--- begin Material for this exercise ---

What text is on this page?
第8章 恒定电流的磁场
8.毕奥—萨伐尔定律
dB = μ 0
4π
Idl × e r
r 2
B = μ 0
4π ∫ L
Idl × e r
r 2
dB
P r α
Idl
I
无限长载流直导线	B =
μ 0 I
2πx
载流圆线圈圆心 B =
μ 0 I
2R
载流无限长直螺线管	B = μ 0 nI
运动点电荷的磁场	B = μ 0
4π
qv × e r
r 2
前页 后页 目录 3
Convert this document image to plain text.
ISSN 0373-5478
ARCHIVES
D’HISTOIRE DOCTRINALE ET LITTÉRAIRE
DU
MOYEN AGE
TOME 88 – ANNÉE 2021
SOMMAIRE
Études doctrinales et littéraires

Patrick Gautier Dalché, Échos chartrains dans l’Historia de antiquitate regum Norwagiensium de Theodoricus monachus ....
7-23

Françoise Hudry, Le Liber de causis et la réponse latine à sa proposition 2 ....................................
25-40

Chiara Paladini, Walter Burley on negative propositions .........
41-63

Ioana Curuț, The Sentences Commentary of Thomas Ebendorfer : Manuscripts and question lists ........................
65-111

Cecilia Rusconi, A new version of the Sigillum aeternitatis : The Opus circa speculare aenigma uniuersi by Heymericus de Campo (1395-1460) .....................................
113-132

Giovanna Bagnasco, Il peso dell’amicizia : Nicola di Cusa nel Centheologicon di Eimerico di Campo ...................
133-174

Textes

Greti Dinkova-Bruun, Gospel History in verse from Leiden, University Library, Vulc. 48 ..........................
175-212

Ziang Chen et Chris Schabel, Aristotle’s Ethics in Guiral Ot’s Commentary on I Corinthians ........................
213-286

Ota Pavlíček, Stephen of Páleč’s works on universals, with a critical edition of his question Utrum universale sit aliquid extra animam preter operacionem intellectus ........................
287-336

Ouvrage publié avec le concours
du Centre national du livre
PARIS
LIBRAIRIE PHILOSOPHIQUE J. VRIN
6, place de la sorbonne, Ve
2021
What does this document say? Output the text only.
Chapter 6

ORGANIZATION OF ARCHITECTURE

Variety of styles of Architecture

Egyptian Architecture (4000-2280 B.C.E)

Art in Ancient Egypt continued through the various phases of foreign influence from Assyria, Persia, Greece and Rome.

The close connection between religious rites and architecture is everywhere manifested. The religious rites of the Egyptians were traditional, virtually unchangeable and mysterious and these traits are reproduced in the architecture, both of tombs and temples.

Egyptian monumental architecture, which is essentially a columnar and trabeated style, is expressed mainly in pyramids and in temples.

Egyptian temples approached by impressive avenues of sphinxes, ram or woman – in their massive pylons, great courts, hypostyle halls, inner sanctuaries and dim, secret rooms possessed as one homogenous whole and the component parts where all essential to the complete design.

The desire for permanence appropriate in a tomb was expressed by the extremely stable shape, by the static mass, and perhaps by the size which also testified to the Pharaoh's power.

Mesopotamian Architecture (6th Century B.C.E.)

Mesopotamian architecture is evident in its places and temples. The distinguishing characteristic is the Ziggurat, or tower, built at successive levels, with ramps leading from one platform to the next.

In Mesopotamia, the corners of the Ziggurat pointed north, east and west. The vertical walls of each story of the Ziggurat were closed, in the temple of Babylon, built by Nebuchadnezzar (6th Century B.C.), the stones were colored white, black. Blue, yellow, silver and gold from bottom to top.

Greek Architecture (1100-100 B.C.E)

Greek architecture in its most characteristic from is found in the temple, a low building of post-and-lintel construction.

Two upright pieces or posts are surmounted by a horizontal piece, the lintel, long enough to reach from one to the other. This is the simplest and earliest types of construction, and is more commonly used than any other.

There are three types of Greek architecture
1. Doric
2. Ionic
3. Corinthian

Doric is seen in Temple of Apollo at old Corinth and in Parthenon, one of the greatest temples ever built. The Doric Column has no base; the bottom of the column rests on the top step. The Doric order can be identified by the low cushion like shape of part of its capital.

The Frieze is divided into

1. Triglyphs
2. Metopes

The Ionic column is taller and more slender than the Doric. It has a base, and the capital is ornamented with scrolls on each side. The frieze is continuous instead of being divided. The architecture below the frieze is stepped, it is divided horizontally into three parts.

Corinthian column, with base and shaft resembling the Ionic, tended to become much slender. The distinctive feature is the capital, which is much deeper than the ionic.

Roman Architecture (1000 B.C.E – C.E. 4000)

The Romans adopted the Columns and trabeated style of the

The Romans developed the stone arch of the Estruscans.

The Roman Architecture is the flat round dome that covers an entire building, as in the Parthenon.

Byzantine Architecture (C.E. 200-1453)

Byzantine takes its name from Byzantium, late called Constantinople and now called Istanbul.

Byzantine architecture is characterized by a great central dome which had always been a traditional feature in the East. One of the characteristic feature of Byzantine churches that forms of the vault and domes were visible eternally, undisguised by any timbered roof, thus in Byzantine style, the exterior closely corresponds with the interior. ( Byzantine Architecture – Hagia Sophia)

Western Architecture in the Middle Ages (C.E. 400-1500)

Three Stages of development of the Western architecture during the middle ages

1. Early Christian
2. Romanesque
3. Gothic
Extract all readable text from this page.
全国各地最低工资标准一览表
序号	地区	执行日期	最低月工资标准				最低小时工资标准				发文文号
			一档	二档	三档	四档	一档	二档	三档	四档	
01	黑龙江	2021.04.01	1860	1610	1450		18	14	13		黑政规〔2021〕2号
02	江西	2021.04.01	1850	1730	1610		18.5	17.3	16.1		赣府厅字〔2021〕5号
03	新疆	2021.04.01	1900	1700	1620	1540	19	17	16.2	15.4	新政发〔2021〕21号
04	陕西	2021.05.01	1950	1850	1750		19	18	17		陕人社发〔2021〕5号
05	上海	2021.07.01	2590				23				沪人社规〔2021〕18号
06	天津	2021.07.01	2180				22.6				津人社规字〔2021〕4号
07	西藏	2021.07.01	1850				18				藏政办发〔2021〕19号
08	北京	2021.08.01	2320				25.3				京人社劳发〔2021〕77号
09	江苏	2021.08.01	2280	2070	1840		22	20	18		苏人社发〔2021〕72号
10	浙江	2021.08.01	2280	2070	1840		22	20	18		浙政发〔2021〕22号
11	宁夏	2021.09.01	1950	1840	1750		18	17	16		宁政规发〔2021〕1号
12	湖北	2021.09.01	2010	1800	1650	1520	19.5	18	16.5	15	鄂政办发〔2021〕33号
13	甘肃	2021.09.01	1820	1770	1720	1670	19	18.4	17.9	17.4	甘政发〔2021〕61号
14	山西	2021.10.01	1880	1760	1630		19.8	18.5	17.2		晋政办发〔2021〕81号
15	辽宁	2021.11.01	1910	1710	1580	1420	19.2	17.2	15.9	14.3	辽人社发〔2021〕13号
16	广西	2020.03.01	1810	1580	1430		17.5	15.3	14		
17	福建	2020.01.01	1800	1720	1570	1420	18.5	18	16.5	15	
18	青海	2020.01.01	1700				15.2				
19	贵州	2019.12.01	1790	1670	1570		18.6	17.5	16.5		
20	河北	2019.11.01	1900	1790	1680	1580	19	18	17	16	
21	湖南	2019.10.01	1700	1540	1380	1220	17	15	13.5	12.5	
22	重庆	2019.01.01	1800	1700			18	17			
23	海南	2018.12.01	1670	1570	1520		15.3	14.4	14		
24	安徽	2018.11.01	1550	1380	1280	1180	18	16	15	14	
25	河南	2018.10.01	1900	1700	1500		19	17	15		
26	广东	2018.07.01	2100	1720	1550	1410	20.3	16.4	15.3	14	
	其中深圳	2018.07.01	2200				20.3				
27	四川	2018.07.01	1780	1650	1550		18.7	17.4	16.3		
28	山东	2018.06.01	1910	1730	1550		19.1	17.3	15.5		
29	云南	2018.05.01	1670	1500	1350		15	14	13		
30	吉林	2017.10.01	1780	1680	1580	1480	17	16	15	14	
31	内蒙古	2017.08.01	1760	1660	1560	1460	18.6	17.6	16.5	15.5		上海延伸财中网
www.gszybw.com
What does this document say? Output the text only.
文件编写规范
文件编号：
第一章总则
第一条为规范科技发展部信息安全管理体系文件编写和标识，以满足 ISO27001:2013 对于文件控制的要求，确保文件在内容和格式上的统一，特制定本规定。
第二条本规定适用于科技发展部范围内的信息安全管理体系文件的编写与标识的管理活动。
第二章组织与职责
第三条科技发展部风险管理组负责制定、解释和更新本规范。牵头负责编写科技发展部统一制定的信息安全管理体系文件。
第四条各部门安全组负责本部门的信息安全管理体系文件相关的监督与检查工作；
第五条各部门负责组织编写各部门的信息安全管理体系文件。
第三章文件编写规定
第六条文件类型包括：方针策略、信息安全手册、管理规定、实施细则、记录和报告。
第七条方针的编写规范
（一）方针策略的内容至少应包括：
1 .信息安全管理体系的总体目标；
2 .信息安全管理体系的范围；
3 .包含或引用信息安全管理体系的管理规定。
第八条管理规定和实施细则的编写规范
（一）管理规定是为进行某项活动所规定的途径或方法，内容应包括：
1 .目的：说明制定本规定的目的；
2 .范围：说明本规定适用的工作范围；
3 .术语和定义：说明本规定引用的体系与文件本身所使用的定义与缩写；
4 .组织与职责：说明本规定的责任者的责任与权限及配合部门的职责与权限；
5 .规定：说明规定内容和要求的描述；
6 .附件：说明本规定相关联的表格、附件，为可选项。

--- end Material for this exercise ---

**Challenge**. Take every line from the records above that has the word "into" and copy it.

**Exercise solution**.
The Frieze is divided into
The Ionic column is taller and more slender than the Doric. It has a base, and the capital is ornamented with scrolls on each side. The frieze is continuous instead of being divided. The architecture below the frieze is stepped, it is divided horizontally into three parts.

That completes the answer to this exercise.